◆ **Actions to take**
(1) Repeat the part of the TxDOT article between "Sunset TxDOT, Report" and "Advisory Commission states.", inclusive, word for word.
(2) According to the TxDOT article, when will the Sunset Advisory Commission begin hearings on the report?

Sunset TxDOT, Report Recommends
The report, released yesterday, calls for
replacing the Texas Transportation Commission
with a commission and a four-year period of
legislative oversight to regain trust for the
transportation agency, known as TxDOT.
June 3, 2008
by Sito Negron, Newspaper Tree
The Texas Department of Transportation should be
abolished and replaced by a commissioner serving
under the "conservatorship" of the state
legislature, the staff report to the state's
Sunset Advisory Commission states.
The report, released yesterday, calls for a
four-year period of legislative oversight to
regain trust for the transportation agency,
known as TxDOT.
An "atmosphere of distrust permeated most of
TxDOT's actions and determined that it could not
be an effective state transportation agency if
trust and confidence were not restored.
Significant changes are needed to begin this
restoration; tweaking the status quo is simply
not enough," the report states.
The Sunset Advisory Commission will begin
hearings on the report in July.

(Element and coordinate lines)
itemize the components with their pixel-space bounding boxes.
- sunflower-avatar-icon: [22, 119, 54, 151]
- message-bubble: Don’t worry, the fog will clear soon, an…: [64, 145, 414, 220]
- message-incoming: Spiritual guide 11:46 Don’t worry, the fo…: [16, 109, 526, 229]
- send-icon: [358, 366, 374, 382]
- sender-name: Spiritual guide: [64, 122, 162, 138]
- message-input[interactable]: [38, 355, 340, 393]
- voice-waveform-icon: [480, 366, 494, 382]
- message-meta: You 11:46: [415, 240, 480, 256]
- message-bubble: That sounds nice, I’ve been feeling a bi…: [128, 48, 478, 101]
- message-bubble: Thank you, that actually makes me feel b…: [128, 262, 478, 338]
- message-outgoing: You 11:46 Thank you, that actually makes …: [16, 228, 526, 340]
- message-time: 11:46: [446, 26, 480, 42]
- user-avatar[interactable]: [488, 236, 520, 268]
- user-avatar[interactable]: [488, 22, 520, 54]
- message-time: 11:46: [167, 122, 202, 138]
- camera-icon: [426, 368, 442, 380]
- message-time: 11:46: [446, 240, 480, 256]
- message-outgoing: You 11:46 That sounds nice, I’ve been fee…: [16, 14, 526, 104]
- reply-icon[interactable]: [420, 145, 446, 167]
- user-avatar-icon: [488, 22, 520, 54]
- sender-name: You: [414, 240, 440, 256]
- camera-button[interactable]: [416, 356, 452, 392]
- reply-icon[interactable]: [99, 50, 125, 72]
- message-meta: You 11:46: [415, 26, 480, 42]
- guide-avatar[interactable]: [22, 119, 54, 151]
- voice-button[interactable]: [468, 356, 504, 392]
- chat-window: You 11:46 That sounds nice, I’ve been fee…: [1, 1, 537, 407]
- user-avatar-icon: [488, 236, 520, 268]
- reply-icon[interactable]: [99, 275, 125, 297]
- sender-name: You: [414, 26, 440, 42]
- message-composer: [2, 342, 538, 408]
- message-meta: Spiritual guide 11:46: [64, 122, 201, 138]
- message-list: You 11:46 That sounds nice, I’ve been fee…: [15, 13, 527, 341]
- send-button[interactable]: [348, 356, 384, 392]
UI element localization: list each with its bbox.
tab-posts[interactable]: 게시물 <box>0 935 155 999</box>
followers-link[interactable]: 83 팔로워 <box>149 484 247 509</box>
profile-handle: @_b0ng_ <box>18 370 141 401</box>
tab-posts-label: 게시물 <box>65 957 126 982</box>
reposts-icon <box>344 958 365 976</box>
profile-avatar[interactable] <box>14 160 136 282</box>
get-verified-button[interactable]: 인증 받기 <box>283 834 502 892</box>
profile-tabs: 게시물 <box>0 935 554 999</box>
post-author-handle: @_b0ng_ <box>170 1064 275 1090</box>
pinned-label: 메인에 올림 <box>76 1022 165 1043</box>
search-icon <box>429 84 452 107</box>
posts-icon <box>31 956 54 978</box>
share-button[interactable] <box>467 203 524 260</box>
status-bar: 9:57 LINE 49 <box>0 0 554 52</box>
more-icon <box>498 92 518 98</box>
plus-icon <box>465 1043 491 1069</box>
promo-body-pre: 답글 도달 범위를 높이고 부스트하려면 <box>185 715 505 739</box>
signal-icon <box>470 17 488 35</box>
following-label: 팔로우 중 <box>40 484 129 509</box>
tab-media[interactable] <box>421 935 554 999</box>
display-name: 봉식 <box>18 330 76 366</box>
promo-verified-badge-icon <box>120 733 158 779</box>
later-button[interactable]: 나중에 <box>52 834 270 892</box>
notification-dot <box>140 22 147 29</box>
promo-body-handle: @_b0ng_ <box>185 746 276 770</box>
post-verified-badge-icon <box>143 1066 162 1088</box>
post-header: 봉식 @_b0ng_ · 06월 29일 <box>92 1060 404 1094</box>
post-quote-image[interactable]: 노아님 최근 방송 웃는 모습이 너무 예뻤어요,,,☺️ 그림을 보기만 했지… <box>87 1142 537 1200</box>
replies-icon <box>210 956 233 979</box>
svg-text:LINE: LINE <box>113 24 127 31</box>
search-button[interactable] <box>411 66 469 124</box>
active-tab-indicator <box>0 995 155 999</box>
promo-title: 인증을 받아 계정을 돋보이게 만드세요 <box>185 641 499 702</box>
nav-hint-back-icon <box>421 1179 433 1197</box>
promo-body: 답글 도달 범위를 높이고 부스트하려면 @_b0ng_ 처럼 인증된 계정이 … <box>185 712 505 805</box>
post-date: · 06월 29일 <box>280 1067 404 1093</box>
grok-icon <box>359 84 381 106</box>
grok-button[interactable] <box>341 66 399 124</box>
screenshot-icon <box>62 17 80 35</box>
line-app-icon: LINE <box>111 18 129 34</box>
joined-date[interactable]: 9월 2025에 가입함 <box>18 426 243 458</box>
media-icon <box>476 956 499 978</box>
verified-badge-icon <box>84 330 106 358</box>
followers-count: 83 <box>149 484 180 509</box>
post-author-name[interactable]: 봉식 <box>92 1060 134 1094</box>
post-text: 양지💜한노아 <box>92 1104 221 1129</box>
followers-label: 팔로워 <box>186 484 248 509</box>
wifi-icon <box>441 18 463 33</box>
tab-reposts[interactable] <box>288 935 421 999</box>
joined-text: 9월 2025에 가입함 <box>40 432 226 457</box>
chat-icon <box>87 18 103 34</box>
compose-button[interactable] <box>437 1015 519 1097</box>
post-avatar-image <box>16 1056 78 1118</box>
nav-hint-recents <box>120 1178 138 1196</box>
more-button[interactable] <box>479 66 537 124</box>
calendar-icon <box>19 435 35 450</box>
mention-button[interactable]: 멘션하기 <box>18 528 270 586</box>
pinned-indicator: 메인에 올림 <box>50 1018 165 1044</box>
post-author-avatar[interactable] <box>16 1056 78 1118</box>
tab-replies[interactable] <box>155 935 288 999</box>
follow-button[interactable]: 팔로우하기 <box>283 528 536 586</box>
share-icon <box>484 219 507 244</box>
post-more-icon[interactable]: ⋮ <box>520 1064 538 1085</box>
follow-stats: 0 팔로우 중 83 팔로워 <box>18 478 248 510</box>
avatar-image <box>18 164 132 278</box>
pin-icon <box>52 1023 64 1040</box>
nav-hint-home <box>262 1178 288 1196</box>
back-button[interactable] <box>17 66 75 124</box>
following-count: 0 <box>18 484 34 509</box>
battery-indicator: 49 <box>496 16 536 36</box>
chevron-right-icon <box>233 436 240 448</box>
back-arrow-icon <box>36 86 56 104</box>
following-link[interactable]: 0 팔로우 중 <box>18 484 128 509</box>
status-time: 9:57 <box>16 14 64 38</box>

◆ **Solution set**
(1)
Sunset TxDOT, Report Recommends
The report, released yesterday, calls for
replacing the Texas Transportation Commission
with a commission and a four-year period of
legislative oversight to regain trust for the
transportation agency, known as TxDOT.
June 3, 2008
by Sito Negron, Newspaper Tree
The Texas Department of Transportation should be
abolished and replaced by a commissioner serving
under the "conservatorship" of the state
legislature, the staff report to the state's
Sunset Advisory Commission states.

(2) In July.